> _What the task requires_:
Return all lines below containing the word "application".

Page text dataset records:
■ ■ ■ ■ ■

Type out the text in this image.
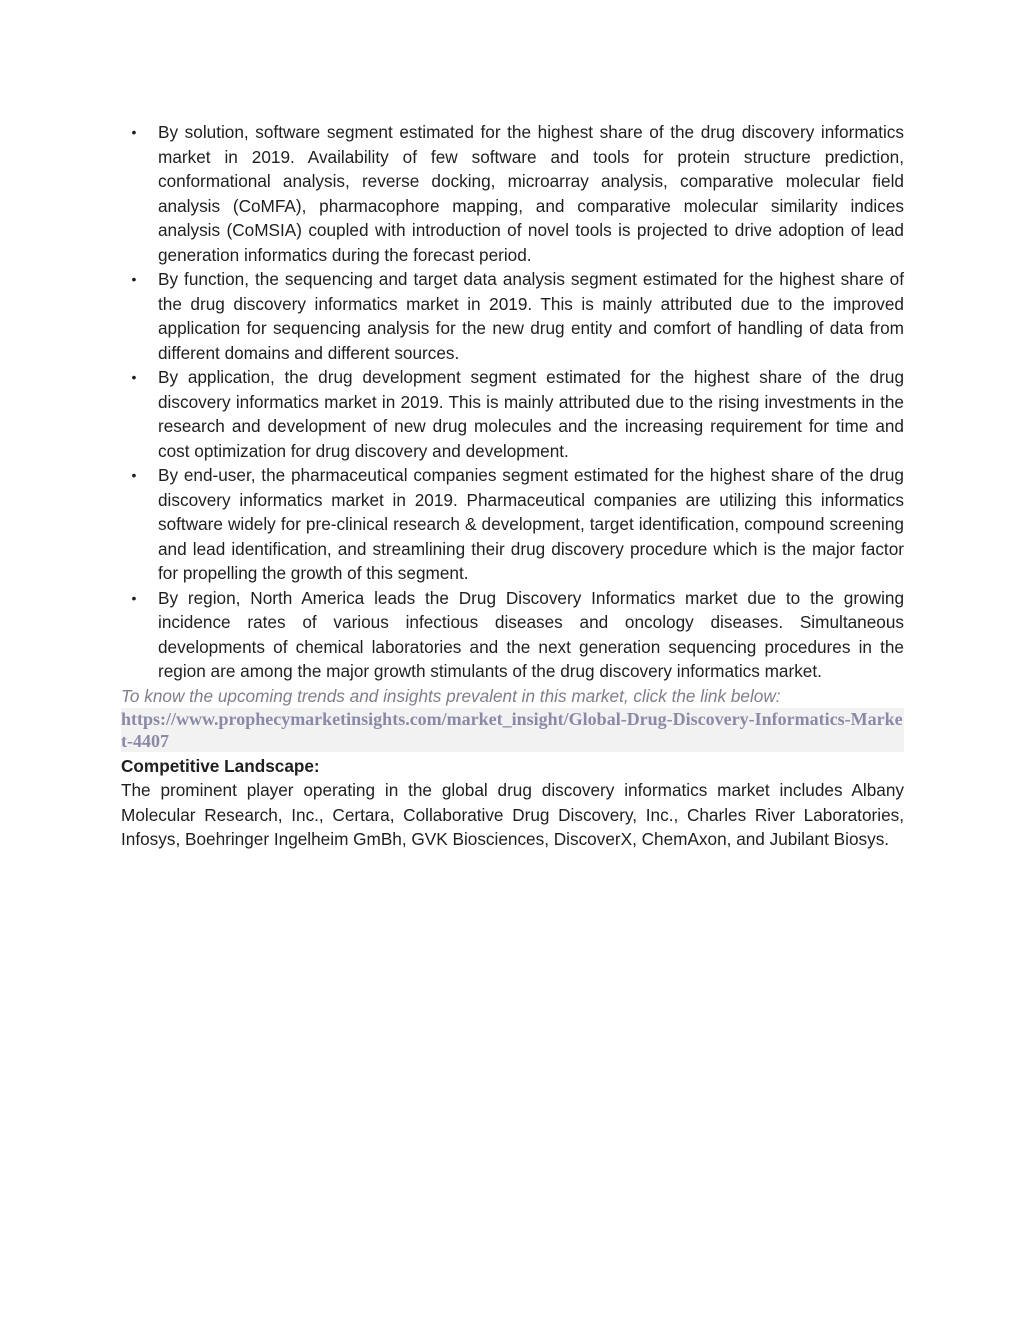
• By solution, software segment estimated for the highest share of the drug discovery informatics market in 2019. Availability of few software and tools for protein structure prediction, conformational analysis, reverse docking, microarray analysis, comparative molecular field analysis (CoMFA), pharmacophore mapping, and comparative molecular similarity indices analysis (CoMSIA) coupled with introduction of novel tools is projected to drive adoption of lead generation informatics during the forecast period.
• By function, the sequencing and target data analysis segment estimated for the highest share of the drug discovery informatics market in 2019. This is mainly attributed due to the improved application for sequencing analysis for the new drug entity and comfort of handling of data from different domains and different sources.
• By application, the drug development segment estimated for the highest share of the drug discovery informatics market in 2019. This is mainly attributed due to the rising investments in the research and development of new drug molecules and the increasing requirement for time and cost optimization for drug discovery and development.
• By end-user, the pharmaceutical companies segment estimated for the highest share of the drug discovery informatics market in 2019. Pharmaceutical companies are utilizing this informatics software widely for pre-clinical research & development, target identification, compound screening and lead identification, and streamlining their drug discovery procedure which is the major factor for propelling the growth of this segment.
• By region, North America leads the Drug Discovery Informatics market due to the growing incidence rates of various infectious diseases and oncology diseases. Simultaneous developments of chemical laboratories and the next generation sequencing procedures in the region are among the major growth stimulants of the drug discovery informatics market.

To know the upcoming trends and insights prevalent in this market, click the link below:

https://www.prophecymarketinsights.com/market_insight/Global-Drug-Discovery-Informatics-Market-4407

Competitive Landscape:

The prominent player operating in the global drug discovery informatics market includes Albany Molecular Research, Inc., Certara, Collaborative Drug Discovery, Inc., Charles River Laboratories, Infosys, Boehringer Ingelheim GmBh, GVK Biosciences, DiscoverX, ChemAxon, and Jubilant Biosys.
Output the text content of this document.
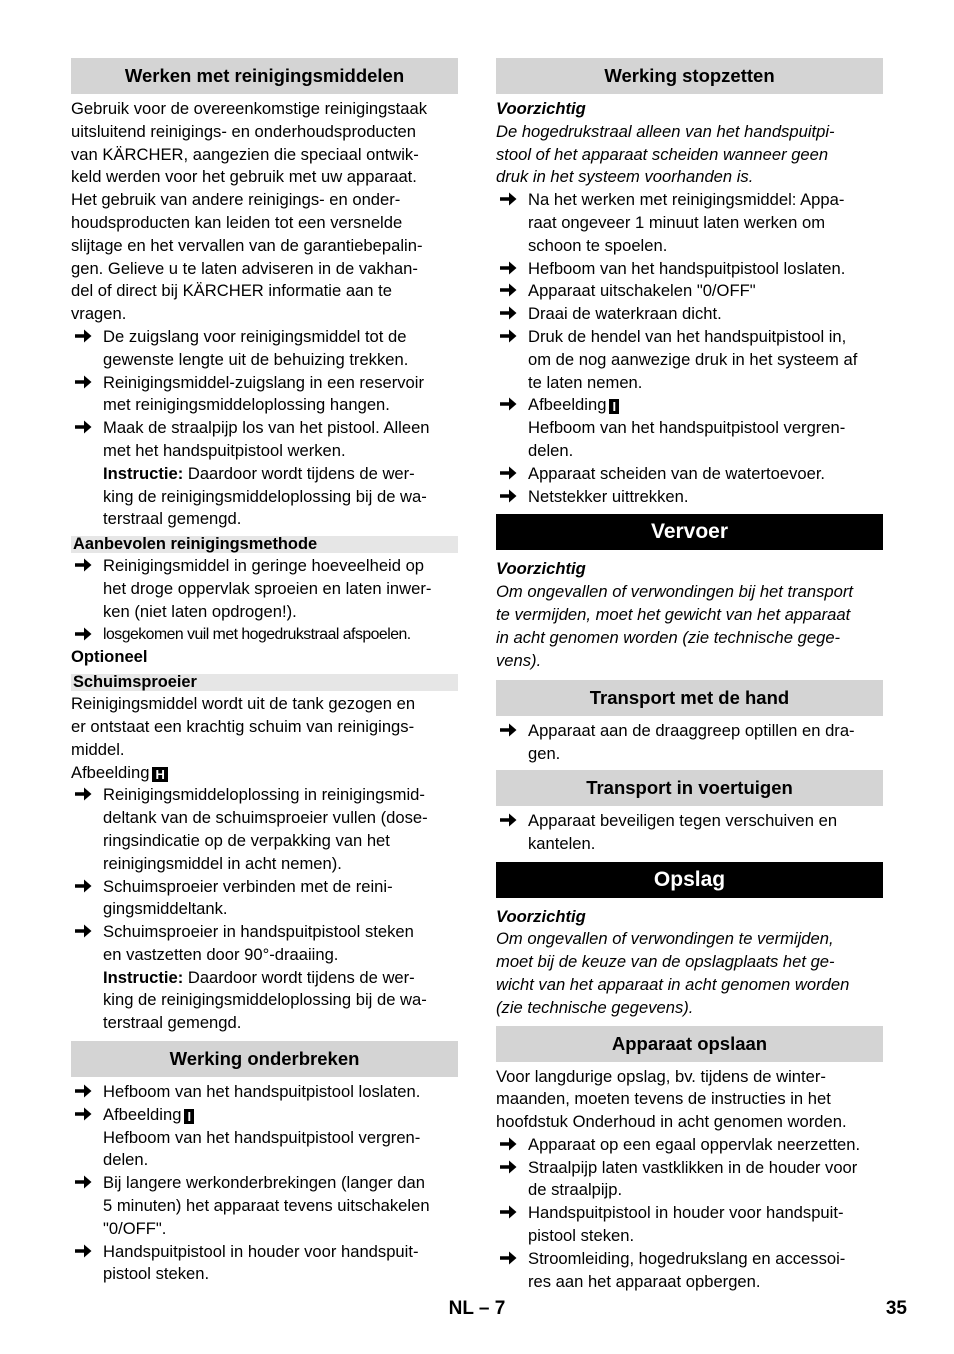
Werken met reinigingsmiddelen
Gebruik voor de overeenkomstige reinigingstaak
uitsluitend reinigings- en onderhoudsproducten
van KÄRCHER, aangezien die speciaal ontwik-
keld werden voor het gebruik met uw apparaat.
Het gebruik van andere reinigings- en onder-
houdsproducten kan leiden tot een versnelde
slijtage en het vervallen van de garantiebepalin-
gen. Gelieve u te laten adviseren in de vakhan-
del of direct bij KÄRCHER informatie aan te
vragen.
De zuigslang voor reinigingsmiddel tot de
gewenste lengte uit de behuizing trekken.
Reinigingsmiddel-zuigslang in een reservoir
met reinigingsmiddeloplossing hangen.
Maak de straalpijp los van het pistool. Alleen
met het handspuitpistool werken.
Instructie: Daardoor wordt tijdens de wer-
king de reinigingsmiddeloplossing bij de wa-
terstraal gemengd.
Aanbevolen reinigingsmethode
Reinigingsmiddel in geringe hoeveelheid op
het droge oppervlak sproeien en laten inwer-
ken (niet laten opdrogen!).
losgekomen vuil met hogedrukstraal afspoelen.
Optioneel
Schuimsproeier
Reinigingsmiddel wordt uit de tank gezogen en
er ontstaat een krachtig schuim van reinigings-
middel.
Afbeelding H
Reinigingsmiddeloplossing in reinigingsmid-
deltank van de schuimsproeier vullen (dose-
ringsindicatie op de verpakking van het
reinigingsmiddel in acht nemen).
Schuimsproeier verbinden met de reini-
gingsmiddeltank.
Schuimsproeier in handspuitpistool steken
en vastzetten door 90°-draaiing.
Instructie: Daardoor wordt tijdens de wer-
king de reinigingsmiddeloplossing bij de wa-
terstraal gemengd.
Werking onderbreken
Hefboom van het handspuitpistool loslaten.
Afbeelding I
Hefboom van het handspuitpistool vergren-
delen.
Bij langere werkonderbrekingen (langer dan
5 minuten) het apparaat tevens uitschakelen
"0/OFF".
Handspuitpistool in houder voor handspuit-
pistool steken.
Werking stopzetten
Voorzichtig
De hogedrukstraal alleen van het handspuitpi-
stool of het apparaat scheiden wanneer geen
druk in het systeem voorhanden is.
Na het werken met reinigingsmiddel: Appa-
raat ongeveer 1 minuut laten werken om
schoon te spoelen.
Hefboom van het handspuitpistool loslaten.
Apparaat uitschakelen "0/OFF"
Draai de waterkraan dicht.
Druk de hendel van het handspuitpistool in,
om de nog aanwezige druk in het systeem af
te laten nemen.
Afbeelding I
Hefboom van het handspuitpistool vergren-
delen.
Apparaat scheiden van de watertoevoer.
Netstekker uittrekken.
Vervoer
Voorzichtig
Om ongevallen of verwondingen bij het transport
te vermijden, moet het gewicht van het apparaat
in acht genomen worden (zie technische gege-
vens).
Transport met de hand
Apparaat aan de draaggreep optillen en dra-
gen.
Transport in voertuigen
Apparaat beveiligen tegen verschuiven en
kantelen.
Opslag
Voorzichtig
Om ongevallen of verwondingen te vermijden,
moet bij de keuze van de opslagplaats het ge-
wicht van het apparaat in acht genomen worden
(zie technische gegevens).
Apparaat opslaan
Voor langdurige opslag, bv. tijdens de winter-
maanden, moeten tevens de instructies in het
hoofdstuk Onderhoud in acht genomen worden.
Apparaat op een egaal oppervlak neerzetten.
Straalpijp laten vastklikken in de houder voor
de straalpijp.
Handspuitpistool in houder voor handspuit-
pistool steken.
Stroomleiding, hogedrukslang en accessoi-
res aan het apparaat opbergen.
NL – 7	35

■ ■ ■ ■ ■

> _Response below_:
• By function, the sequencing and target data analysis segment estimated for the highest share of the drug discovery informatics market in 2019. This is mainly attributed due to the improved application for sequencing analysis for the new drug entity and comfort of handling of data from different domains and different sources.
• By application, the drug development segment estimated for the highest share of the drug discovery informatics market in 2019. This is mainly attributed due to the rising investments in the research and development of new drug molecules and the increasing requirement for time and cost optimization for drug discovery and development.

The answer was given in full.